• _To do_: Report each line in the records below that contains the string "icon", copying every such line in full.
┌─ Material to process
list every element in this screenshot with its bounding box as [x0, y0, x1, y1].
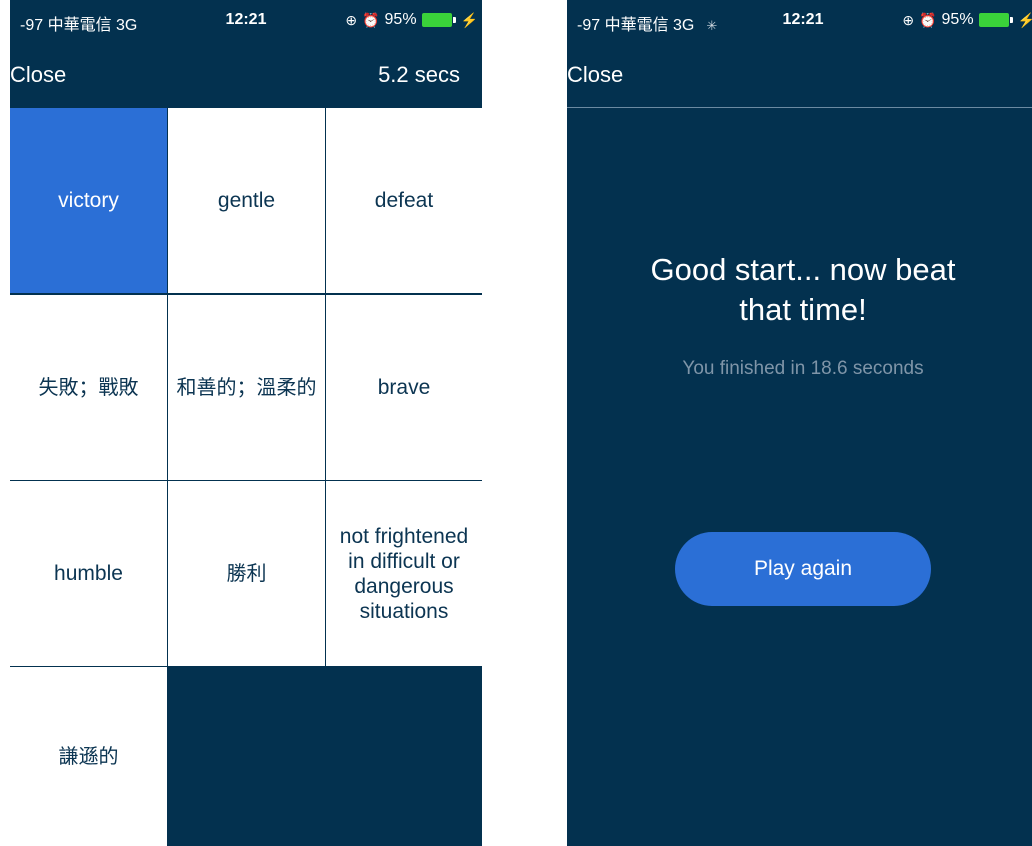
status-right: ⊕ ⏰ 95% ⚡ — [902, 11, 1032, 29]
tile-victory-zh[interactable]: 勝利 — [168, 481, 325, 666]
play-again-button[interactable]: Play again — [675, 532, 931, 606]
close-button[interactable]: Close — [567, 62, 623, 88]
status-bar: -97 中華電信 3G 12:21 ⊕ ⏰ 95% ⚡ — [10, 0, 482, 40]
match-grid: victory gentle defeat 失敗；戰敗 和善的；溫柔的 brav… — [10, 108, 482, 846]
alarm-icon: ⏰ — [919, 11, 937, 28]
status-right: ⊕ ⏰ 95% ⚡ — [345, 11, 478, 29]
elapsed-timer: 5.2 secs — [378, 62, 460, 87]
status-time: 12:21 — [782, 11, 824, 28]
tile-brave-definition[interactable]: not frightened in difficult or dangerous… — [326, 481, 482, 666]
battery-percent: 95% — [941, 11, 974, 28]
nav-bar: Close 5.2 secs — [10, 40, 482, 106]
battery-percent: 95% — [384, 11, 417, 28]
lock-rotation-icon: ⊕ — [902, 11, 915, 28]
tile-humble-zh[interactable]: 謙遜的 — [10, 667, 167, 846]
lock-rotation-icon: ⊕ — [345, 11, 358, 28]
carrier-signal: -97 中華電信 3G ✳ — [577, 17, 718, 34]
tile-victory[interactable]: victory — [10, 108, 167, 293]
tile-defeat-zh[interactable]: 失敗；戰敗 — [10, 295, 167, 480]
tile-brave[interactable]: brave — [326, 295, 482, 480]
charging-bolt-icon: ⚡ — [460, 11, 478, 28]
result-headline: Good start... now beat that time! — [650, 252, 956, 327]
carrier-signal: -97 中華電信 3G — [20, 17, 138, 34]
status-time: 12:21 — [225, 11, 267, 28]
activity-spinner-icon: ✳ — [706, 18, 718, 33]
tile-gentle-zh[interactable]: 和善的；溫柔的 — [168, 295, 325, 480]
battery-icon — [421, 13, 456, 27]
tile-defeat[interactable]: defeat — [326, 108, 482, 293]
result-screen: -97 中華電信 3G ✳ 12:21 ⊕ ⏰ 95% ⚡ Close Good … — [567, 0, 1032, 846]
charging-bolt-icon: ⚡ — [1017, 11, 1032, 28]
battery-icon — [978, 13, 1013, 27]
result-panel: Good start... now beat that time! You fi… — [567, 250, 1032, 380]
game-screen: -97 中華電信 3G 12:21 ⊕ ⏰ 95% ⚡ Close 5.2 se… — [10, 0, 482, 846]
alarm-icon: ⏰ — [362, 11, 380, 28]
finish-time-text: You finished in 18.6 seconds — [682, 358, 924, 379]
close-button[interactable]: Close — [10, 62, 66, 88]
tile-gentle[interactable]: gentle — [168, 108, 325, 293]
tile-humble[interactable]: humble — [10, 481, 167, 666]
nav-bar: Close — [567, 40, 1032, 108]
status-bar: -97 中華電信 3G ✳ 12:21 ⊕ ⏰ 95% ⚡ — [567, 0, 1032, 40]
└─
• _Final result_:
alarm-icon: ⏰ — [919, 11, 937, 28]
lock-rotation-icon: ⊕ — [902, 11, 915, 28]
lock-rotation-icon: ⊕ — [345, 11, 358, 28]
charging-bolt-icon: ⚡ — [460, 11, 478, 28]
activity-spinner-icon: ✳ — [706, 18, 718, 33]
battery-icon — [421, 13, 456, 27]
charging-bolt-icon: ⚡ — [1017, 11, 1032, 28]
battery-icon — [978, 13, 1013, 27]
alarm-icon: ⏰ — [362, 11, 380, 28]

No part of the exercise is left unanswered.